Task statement :: Filter the records for lines holding the string "have".

(Items listed in a dataset)
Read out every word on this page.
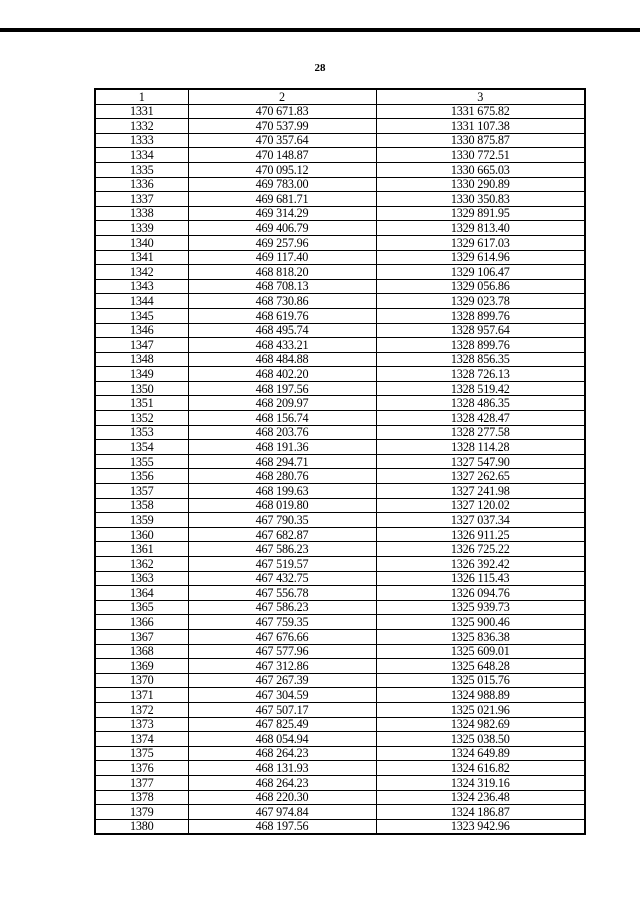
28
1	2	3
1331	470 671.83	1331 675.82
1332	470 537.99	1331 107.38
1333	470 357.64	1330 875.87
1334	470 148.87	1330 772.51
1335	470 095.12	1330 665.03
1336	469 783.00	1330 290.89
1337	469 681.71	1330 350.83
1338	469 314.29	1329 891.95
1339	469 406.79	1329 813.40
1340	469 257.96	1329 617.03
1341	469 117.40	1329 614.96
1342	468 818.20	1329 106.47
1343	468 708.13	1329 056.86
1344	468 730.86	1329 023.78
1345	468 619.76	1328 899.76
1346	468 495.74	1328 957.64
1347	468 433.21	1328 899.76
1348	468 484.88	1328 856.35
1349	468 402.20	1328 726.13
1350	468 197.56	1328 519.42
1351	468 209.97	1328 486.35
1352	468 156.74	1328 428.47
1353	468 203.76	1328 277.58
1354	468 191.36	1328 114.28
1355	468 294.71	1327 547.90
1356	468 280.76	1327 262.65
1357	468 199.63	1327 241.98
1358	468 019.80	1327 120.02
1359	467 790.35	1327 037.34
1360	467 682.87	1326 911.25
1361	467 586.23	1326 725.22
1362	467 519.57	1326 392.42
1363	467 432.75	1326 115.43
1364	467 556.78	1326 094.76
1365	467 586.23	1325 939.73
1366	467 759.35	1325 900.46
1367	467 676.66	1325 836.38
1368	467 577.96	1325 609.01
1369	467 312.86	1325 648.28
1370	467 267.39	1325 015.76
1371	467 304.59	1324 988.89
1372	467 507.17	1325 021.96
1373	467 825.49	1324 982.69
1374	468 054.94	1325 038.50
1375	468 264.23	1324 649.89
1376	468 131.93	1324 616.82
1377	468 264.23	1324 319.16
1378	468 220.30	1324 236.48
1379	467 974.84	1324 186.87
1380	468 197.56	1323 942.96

==

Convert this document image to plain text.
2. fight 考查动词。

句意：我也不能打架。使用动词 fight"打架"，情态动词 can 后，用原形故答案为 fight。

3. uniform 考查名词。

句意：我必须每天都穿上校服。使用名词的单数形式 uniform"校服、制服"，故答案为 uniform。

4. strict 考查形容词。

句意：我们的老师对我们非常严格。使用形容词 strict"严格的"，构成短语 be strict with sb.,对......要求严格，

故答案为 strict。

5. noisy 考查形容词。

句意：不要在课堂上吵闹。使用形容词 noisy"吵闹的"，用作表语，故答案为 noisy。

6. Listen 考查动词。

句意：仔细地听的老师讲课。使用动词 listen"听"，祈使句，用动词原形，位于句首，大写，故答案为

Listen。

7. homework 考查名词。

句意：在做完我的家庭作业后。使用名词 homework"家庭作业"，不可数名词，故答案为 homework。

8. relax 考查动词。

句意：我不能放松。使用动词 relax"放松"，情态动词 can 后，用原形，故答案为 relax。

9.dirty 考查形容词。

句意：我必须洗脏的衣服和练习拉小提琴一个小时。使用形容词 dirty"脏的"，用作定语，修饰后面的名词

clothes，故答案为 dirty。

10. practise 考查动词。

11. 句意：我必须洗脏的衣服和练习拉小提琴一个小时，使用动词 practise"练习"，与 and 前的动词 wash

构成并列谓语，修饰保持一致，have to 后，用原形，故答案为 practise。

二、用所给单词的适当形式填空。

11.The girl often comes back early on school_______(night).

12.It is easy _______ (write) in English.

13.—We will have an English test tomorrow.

Problem solution ::
构成并列谓语，修饰保持一致，have to 后，用原形，故答案为 practise。
13.—We will have an English test tomorrow.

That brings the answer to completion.